» What you should do
Report the count of lines where the string "tone" appears, and nothing else.

» Extracted material
· · ·
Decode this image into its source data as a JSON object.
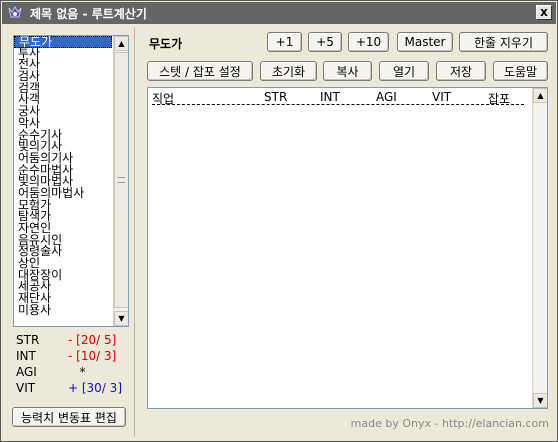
{
  "window": {
    "title": "제목 없음 - 루트계산기",
    "close_label": "x"
  },
  "jobs": {
    "items": [
      "무도가",
      "투사",
      "전사",
      "검사",
      "검객",
      "사객",
      "궁사",
      "악사",
      "순수기사",
      "빛의기사",
      "어둠의기사",
      "순수마법사",
      "빛의마법사",
      "어둠의마법사",
      "모험가",
      "탐색가",
      "자연인",
      "음유시인",
      "정령술사",
      "상인",
      "대장장이",
      "세공사",
      "재단사",
      "미용사"
    ],
    "selected_index": 0
  },
  "stats": [
    {
      "name": "STR",
      "value": "- [20/ 5]",
      "tone": "neg"
    },
    {
      "name": "INT",
      "value": "- [10/ 3]",
      "tone": "neg"
    },
    {
      "name": "AGI",
      "value": "   *",
      "tone": "plain"
    },
    {
      "name": "VIT",
      "value": "+ [30/ 3]",
      "tone": "pos"
    }
  ],
  "edit_table_button": "능력치 변동표 편집",
  "job_title": "무도가",
  "row1_buttons": {
    "plus1": "+1",
    "plus5": "+5",
    "plus10": "+10",
    "master": "Master",
    "clear_line": "한줄 지우기"
  },
  "row2_buttons": {
    "stat_skill_settings": "스텟 / 잡포 설정",
    "reset": "초기화",
    "copy": "복사",
    "open": "열기",
    "save": "저장",
    "help": "도움말"
  },
  "output": {
    "columns": [
      "직업",
      "STR",
      "INT",
      "AGI",
      "VIT",
      "잡포"
    ]
  },
  "footer": "made by Onyx - http://elancian.com"
}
· · ·
» Worked answer
4